Data extracted from a collection:
• • • • • • •
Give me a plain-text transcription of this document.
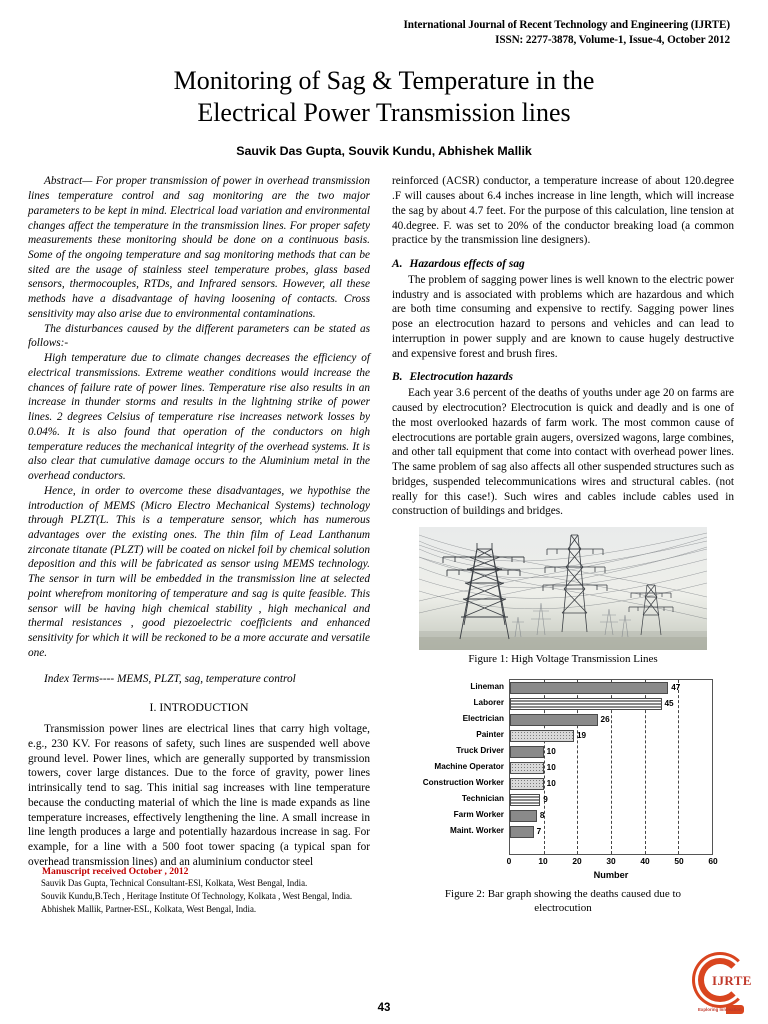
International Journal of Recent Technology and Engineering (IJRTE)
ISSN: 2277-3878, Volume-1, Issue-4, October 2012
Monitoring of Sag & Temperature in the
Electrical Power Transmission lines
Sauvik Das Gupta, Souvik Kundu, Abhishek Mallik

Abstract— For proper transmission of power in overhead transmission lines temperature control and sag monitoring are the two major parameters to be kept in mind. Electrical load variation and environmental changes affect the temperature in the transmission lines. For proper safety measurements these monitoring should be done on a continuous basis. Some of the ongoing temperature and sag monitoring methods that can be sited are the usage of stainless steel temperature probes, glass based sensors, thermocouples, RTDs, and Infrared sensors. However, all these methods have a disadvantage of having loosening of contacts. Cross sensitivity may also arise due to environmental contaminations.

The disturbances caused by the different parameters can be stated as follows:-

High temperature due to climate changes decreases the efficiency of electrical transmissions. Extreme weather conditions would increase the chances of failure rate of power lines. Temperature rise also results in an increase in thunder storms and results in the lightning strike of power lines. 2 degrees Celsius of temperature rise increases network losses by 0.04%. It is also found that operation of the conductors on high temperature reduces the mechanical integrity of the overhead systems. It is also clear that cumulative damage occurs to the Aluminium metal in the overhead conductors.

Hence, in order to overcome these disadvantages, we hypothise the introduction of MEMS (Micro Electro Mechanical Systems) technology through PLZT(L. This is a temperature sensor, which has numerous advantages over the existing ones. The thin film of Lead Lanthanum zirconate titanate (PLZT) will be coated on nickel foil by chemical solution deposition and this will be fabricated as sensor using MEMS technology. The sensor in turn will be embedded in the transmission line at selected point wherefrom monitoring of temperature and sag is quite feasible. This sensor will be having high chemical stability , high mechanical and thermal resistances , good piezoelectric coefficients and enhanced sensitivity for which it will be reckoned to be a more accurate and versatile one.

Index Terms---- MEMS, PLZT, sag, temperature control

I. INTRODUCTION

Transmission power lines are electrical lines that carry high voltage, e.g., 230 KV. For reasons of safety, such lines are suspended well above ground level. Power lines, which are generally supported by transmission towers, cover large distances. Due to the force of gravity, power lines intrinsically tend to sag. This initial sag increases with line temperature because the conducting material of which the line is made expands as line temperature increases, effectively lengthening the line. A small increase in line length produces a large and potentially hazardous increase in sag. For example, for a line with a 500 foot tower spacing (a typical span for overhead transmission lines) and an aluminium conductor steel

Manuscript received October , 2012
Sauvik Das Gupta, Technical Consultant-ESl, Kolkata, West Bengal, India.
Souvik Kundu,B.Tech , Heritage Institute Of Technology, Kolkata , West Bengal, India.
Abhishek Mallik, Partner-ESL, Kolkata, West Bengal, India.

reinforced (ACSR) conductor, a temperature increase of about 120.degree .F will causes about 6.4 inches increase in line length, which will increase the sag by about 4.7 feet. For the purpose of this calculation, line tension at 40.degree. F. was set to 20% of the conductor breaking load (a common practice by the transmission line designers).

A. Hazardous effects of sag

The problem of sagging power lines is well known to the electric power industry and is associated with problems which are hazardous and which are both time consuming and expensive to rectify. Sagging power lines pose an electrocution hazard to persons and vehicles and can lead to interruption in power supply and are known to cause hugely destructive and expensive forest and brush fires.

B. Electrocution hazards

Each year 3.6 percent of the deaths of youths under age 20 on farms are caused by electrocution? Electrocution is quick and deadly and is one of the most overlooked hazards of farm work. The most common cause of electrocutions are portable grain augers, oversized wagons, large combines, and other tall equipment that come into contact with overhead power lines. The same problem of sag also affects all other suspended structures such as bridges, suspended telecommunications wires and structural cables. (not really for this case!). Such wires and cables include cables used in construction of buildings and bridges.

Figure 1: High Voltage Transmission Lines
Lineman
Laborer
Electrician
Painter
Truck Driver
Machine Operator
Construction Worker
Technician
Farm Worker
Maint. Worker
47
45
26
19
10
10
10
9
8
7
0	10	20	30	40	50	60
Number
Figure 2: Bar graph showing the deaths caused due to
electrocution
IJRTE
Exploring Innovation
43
• • • • • • •
What is asked
Set down all the entries exactly as they appear, but skip any pictures.

The solution
Give me a plain-text transcription of this document.
International Journal of Recent Technology and Engineering (IJRTE)
ISSN: 2277-3878, Volume-1, Issue-4, October 2012
Monitoring of Sag & Temperature in the
Electrical Power Transmission lines
Sauvik Das Gupta, Souvik Kundu, Abhishek Mallik

Abstract— For proper transmission of power in overhead transmission lines temperature control and sag monitoring are the two major parameters to be kept in mind. Electrical load variation and environmental changes affect the temperature in the transmission lines. For proper safety measurements these monitoring should be done on a continuous basis. Some of the ongoing temperature and sag monitoring methods that can be sited are the usage of stainless steel temperature probes, glass based sensors, thermocouples, RTDs, and Infrared sensors. However, all these methods have a disadvantage of having loosening of contacts. Cross sensitivity may also arise due to environmental contaminations.

The disturbances caused by the different parameters can be stated as follows:-

High temperature due to climate changes decreases the efficiency of electrical transmissions. Extreme weather conditions would increase the chances of failure rate of power lines. Temperature rise also results in an increase in thunder storms and results in the lightning strike of power lines. 2 degrees Celsius of temperature rise increases network losses by 0.04%. It is also found that operation of the conductors on high temperature reduces the mechanical integrity of the overhead systems. It is also clear that cumulative damage occurs to the Aluminium metal in the overhead conductors.

Hence, in order to overcome these disadvantages, we hypothise the introduction of MEMS (Micro Electro Mechanical Systems) technology through PLZT(L. This is a temperature sensor, which has numerous advantages over the existing ones. The thin film of Lead Lanthanum zirconate titanate (PLZT) will be coated on nickel foil by chemical solution deposition and this will be fabricated as sensor using MEMS technology. The sensor in turn will be embedded in the transmission line at selected point wherefrom monitoring of temperature and sag is quite feasible. This sensor will be having high chemical stability , high mechanical and thermal resistances , good piezoelectric coefficients and enhanced sensitivity for which it will be reckoned to be a more accurate and versatile one.

Index Terms---- MEMS, PLZT, sag, temperature control

I. INTRODUCTION

Transmission power lines are electrical lines that carry high voltage, e.g., 230 KV. For reasons of safety, such lines are suspended well above ground level. Power lines, which are generally supported by transmission towers, cover large distances. Due to the force of gravity, power lines intrinsically tend to sag. This initial sag increases with line temperature because the conducting material of which the line is made expands as line temperature increases, effectively lengthening the line. A small increase in line length produces a large and potentially hazardous increase in sag. For example, for a line with a 500 foot tower spacing (a typical span for overhead transmission lines) and an aluminium conductor steel

Manuscript received October , 2012
Sauvik Das Gupta, Technical Consultant-ESl, Kolkata, West Bengal, India.
Souvik Kundu,B.Tech , Heritage Institute Of Technology, Kolkata , West Bengal, India.
Abhishek Mallik, Partner-ESL, Kolkata, West Bengal, India.

reinforced (ACSR) conductor, a temperature increase of about 120.degree .F will causes about 6.4 inches increase in line length, which will increase the sag by about 4.7 feet. For the purpose of this calculation, line tension at 40.degree. F. was set to 20% of the conductor breaking load (a common practice by the transmission line designers).

A. Hazardous effects of sag

The problem of sagging power lines is well known to the electric power industry and is associated with problems which are hazardous and which are both time consuming and expensive to rectify. Sagging power lines pose an electrocution hazard to persons and vehicles and can lead to interruption in power supply and are known to cause hugely destructive and expensive forest and brush fires.

B. Electrocution hazards

Each year 3.6 percent of the deaths of youths under age 20 on farms are caused by electrocution? Electrocution is quick and deadly and is one of the most overlooked hazards of farm work. The most common cause of electrocutions are portable grain augers, oversized wagons, large combines, and other tall equipment that come into contact with overhead power lines. The same problem of sag also affects all other suspended structures such as bridges, suspended telecommunications wires and structural cables. (not really for this case!). Such wires and cables include cables used in construction of buildings and bridges.

Figure 1: High Voltage Transmission Lines
Lineman
Laborer
Electrician
Painter
Truck Driver
Machine Operator
Construction Worker
Technician
Farm Worker
Maint. Worker
47
45
26
19
10
10
10
9
8
7
0	10	20	30	40	50	60
Number
Figure 2: Bar graph showing the deaths caused due to
electrocution
IJRTE
Exploring Innovation
43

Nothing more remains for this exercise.